[TRECHO FORNECIDO]
====================

A entrada de Marçal na disputa sugere que ele atrai votos da direita, impactando diretamente o desempenho de Bolsonaro. O levantamento entrevistou 2.018 eleitores entre os dias 7 e 10 de janeiro, com uma margem de erro de 2,2 pontos porcentuais e nível de confiança de 95%.
O cenário sem Marçal, porém, altera a dinâmica da disputa. Bolsonaro alcança 37,3%, enquanto Lula registra 34,4%. Apesar disso, o empate técnico se mantém no limite da margem de erro. No levantamento anterior, divulgado em novembro de 2024, as porcentagens eram semelhantes: 37,6% para Bolsonaro e 33,6% para Lula. O ex-presidente está inelegível até 2030 devido a decisões do Tribunal Superior Eleitoral (TSE).
A pesquisa também mediu o desempenho de outros candidatos em ambos os cenários. Com Marçal na disputa, o ex-ministro Ciro Gomes (PDT) aparece com 11,3%, seguido pelo governador de Goiás, Ronaldo Caiado (União Brasil), com 4,7%, e pelo governador do Pará, Helder Barbalho (MDB), que soma 1,2%.
Sem Marçal, Ciro Gomes passa a ter 11,7% das intenções de voto, e Ronaldo Caiado, 5,4%. Helder Barbalho aparece com 1,4%. A pesquisa indica uma leve redistribuição dos votos entre os concorrentes menores na ausência do ex-coach.

====================

[REGISTROS DO CONJUNTO]
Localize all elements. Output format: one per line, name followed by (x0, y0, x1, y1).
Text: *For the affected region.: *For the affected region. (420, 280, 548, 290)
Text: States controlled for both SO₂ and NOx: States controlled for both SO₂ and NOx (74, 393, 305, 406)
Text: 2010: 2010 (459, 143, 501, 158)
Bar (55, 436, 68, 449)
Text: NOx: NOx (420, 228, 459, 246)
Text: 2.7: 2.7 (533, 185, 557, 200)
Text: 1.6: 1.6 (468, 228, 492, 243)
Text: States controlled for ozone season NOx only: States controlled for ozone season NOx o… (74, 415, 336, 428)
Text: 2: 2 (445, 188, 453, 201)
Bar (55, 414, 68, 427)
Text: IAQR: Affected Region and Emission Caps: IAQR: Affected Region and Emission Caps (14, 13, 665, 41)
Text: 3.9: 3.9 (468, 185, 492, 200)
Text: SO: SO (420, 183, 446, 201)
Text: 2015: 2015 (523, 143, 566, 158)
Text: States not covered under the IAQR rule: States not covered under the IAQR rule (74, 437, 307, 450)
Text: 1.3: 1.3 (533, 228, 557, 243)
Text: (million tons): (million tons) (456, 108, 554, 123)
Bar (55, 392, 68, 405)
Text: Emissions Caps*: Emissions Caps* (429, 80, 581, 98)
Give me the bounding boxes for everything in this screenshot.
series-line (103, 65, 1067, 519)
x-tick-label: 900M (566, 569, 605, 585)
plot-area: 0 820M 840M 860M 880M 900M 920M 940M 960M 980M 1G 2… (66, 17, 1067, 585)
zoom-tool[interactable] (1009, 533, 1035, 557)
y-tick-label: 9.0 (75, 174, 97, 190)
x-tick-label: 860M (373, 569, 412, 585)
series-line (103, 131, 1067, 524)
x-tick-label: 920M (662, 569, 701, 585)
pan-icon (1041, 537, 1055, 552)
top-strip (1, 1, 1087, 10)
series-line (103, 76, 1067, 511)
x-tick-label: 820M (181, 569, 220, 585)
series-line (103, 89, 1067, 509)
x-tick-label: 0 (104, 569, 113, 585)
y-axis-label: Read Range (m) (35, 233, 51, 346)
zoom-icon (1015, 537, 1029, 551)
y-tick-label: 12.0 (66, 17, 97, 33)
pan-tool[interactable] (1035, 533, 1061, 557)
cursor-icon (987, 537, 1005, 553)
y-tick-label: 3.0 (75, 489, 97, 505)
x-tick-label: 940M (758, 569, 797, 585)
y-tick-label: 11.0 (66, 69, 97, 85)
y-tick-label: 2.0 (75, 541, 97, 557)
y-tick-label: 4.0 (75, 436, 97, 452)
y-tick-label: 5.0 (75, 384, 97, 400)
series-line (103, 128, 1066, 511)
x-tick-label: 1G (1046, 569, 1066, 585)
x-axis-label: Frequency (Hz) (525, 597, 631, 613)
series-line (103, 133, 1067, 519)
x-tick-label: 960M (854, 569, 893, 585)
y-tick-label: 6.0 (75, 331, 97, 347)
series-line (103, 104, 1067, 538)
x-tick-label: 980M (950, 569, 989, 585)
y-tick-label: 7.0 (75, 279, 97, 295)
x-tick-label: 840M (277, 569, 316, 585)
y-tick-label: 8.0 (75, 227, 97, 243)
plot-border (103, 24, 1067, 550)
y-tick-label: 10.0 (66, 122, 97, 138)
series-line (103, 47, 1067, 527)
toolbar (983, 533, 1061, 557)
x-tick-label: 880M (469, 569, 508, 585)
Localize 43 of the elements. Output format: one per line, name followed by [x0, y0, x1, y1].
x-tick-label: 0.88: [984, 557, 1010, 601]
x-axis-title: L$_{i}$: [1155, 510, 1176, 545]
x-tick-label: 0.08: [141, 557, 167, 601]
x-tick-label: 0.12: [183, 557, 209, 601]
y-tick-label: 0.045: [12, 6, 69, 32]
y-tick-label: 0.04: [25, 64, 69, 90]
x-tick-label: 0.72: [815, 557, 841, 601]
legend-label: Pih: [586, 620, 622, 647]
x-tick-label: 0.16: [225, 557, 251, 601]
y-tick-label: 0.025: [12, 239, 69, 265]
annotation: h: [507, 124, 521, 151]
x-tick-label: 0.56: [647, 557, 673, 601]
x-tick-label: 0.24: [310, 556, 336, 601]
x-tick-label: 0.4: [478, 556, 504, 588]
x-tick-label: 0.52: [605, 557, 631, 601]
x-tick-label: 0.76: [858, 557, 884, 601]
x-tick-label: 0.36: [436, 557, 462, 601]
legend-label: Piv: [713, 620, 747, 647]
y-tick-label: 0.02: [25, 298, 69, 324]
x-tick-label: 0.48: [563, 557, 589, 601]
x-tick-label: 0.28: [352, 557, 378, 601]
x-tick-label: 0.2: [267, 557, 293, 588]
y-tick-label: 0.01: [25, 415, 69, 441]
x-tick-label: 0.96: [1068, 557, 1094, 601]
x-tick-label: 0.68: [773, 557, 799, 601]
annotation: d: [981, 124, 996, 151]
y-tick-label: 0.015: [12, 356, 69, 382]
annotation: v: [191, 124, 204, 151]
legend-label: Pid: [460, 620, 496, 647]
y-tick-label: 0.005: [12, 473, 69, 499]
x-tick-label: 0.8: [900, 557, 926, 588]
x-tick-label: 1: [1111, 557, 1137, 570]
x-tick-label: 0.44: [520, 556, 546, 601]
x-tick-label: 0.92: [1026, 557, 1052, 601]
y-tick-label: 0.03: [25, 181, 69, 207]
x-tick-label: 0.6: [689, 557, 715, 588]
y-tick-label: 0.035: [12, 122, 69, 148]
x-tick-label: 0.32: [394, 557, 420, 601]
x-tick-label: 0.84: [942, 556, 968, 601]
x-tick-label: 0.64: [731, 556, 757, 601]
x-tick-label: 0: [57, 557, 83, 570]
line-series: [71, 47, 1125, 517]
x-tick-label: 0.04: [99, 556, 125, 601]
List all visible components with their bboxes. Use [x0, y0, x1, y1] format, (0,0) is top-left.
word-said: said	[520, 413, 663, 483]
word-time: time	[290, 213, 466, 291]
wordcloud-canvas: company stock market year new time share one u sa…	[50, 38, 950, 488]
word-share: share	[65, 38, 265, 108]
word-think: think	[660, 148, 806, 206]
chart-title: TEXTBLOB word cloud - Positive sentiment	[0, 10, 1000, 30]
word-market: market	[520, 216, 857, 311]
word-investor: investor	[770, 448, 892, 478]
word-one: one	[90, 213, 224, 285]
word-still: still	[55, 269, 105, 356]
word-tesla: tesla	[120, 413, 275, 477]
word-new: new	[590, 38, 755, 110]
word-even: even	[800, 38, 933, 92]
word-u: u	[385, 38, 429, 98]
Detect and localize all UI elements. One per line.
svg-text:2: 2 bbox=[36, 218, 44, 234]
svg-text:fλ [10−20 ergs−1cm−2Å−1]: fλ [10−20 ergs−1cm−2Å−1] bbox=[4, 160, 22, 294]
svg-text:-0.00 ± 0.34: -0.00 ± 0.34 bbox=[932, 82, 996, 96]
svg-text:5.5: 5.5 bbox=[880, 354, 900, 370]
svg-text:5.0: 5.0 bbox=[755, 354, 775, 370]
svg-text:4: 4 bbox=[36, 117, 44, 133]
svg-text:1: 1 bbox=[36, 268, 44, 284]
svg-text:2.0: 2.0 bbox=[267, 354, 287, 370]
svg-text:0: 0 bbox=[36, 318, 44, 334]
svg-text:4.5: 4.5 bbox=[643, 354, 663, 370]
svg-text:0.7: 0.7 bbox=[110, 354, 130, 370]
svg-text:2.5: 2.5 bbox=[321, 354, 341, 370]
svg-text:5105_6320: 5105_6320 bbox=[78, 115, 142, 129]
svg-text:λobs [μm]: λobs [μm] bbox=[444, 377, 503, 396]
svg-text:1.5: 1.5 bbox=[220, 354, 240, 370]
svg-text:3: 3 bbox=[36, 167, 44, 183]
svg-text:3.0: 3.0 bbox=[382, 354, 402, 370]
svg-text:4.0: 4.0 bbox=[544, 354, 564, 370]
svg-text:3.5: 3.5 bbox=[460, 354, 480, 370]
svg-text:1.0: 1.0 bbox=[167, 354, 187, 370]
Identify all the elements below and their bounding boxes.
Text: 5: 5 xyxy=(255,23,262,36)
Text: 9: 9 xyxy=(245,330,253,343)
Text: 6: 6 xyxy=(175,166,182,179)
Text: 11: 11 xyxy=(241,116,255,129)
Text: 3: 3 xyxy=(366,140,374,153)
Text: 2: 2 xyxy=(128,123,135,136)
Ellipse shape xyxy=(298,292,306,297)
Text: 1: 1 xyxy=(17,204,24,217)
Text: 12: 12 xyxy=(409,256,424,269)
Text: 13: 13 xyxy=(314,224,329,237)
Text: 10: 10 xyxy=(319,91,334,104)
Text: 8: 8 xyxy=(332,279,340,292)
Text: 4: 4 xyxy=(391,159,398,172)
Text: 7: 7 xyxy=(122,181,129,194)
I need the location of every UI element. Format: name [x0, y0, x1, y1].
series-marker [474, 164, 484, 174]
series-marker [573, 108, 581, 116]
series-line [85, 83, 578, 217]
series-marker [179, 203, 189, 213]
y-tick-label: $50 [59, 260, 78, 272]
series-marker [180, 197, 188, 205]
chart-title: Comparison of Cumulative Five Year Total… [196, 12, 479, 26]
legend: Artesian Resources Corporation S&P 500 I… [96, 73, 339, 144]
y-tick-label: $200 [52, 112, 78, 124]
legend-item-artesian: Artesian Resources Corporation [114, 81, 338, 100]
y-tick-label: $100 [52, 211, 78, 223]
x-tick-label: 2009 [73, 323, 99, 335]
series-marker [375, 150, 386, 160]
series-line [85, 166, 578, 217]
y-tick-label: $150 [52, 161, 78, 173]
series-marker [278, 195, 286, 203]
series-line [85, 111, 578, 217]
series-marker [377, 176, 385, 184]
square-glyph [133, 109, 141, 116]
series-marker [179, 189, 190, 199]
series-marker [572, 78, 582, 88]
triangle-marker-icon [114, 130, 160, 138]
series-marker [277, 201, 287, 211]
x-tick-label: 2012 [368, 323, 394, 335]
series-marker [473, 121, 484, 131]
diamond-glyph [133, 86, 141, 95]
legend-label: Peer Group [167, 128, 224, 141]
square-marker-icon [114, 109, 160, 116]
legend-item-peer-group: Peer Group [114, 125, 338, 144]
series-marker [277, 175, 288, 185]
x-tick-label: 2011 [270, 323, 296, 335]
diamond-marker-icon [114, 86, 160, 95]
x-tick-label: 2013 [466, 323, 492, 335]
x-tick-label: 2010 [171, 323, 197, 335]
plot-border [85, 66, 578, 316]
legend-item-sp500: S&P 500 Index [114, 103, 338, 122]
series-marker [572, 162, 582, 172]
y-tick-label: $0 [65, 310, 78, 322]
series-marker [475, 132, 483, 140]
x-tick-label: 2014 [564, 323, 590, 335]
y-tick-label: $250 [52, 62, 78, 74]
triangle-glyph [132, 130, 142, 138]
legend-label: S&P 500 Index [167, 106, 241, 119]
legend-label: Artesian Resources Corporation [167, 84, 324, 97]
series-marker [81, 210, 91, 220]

====================

[LISTA DE TAREFAS]
a - Resuma em duas frases o texto sobre a pesquisa eleitoral.
b - Liste todos os candidatos mencionados pelo nome no texto sobre a pesquisa eleitoral.
c - Retorne o trecho do texto sobre a pesquisa eleitoral que começa em "O cenário sem" e termina em "que soma 1,2%.".
Os registros não são usados nesta parte.

[SOLUÇÕES POR TAREFA]
a - A pesquisa, que entrevistou 2.018 eleitores entre 7 e 10 de janeiro, sugere que Marçal atrai votos da direita e afeta o desempenho de Bolsonaro. Sem Marçal, Bolsonaro chega a 37,3% e Lula a 34,4%, em empate técnico no limite da margem de erro, e os votos se redistribuem levemente entre os concorrentes menores.

b -
- Marçal
- Bolsonaro
- Lula
- Ciro Gomes
- Ronaldo Caiado
- Helder Barbalho

c -
O cenário sem Marçal, porém, altera a dinâmica da disputa. Bolsonaro alcança 37,3%, enquanto Lula registra 34,4%. Apesar disso, o empate técnico se mantém no limite da margem de erro. No levantamento anterior, divulgado em novembro de 2024, as porcentagens eram semelhantes: 37,6% para Bolsonaro e 33,6% para Lula. O ex-presidente está inelegível até 2030 devido a decisões do Tribunal Superior Eleitoral (TSE).
A pesquisa também mediu o desempenho de outros candidatos em ambos os cenários. Com Marçal na disputa, o ex-ministro Ciro Gomes (PDT) aparece com 11,3%, seguido pelo governador de Goiás, Ronaldo Caiado (União Brasil), com 4,7%, e pelo governador do Pará, Helder Barbalho (MDB), que soma 1,2%.